- [Aim of the task] Give back the records below exactly, every one, with no pictures.

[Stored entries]
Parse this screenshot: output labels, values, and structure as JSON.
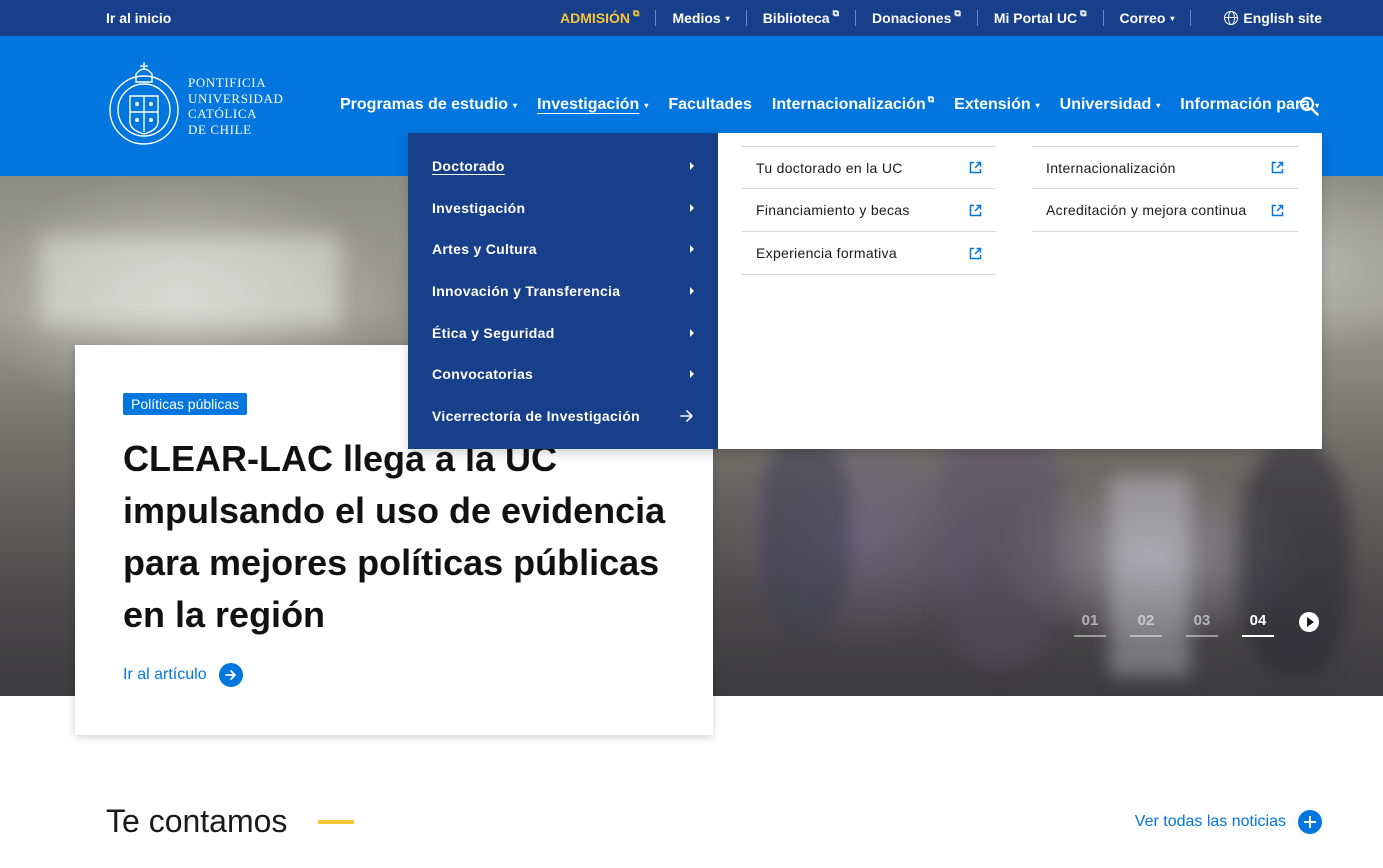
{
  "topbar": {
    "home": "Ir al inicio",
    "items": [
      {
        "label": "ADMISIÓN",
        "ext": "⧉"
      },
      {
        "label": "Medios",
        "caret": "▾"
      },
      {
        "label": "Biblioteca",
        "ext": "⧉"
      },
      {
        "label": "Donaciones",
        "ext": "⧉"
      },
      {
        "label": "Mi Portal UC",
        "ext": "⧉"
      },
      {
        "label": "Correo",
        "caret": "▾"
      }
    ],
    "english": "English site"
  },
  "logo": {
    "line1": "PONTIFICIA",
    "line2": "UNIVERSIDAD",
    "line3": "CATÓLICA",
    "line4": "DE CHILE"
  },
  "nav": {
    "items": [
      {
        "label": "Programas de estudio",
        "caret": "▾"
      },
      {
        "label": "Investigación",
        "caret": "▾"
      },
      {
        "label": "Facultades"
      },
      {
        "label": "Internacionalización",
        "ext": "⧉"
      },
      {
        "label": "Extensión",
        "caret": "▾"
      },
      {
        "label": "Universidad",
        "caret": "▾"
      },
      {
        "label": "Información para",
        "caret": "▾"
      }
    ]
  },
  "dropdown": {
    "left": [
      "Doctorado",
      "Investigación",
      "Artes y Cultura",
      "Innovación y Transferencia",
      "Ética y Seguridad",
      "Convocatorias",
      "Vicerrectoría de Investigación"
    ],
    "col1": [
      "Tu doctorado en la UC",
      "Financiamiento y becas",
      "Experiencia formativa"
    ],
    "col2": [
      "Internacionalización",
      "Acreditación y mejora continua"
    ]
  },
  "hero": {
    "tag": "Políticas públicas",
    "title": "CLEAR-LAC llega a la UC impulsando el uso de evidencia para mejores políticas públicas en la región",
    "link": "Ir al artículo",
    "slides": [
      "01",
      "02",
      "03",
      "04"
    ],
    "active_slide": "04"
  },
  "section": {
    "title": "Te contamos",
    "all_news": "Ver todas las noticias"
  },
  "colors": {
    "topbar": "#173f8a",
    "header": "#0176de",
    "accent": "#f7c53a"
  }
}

- [Complete response]
Parse this screenshot: output labels, values, and structure as JSON.
{
  "topbar": {
    "home": "Ir al inicio",
    "items": [
      {
        "label": "ADMISIÓN",
        "ext": "⧉"
      },
      {
        "label": "Medios",
        "caret": "▾"
      },
      {
        "label": "Biblioteca",
        "ext": "⧉"
      },
      {
        "label": "Donaciones",
        "ext": "⧉"
      },
      {
        "label": "Mi Portal UC",
        "ext": "⧉"
      },
      {
        "label": "Correo",
        "caret": "▾"
      }
    ],
    "english": "English site"
  },
  "logo": {
    "line1": "PONTIFICIA",
    "line2": "UNIVERSIDAD",
    "line3": "CATÓLICA",
    "line4": "DE CHILE"
  },
  "nav": {
    "items": [
      {
        "label": "Programas de estudio",
        "caret": "▾"
      },
      {
        "label": "Investigación",
        "caret": "▾"
      },
      {
        "label": "Facultades"
      },
      {
        "label": "Internacionalización",
        "ext": "⧉"
      },
      {
        "label": "Extensión",
        "caret": "▾"
      },
      {
        "label": "Universidad",
        "caret": "▾"
      },
      {
        "label": "Información para",
        "caret": "▾"
      }
    ]
  },
  "dropdown": {
    "left": [
      "Doctorado",
      "Investigación",
      "Artes y Cultura",
      "Innovación y Transferencia",
      "Ética y Seguridad",
      "Convocatorias",
      "Vicerrectoría de Investigación"
    ],
    "col1": [
      "Tu doctorado en la UC",
      "Financiamiento y becas",
      "Experiencia formativa"
    ],
    "col2": [
      "Internacionalización",
      "Acreditación y mejora continua"
    ]
  },
  "hero": {
    "tag": "Políticas públicas",
    "title": "CLEAR-LAC llega a la UC impulsando el uso de evidencia para mejores políticas públicas en la región",
    "link": "Ir al artículo",
    "slides": [
      "01",
      "02",
      "03",
      "04"
    ],
    "active_slide": "04"
  },
  "section": {
    "title": "Te contamos",
    "all_news": "Ver todas las noticias"
  },
  "colors": {
    "topbar": "#173f8a",
    "header": "#0176de",
    "accent": "#f7c53a"
  }
}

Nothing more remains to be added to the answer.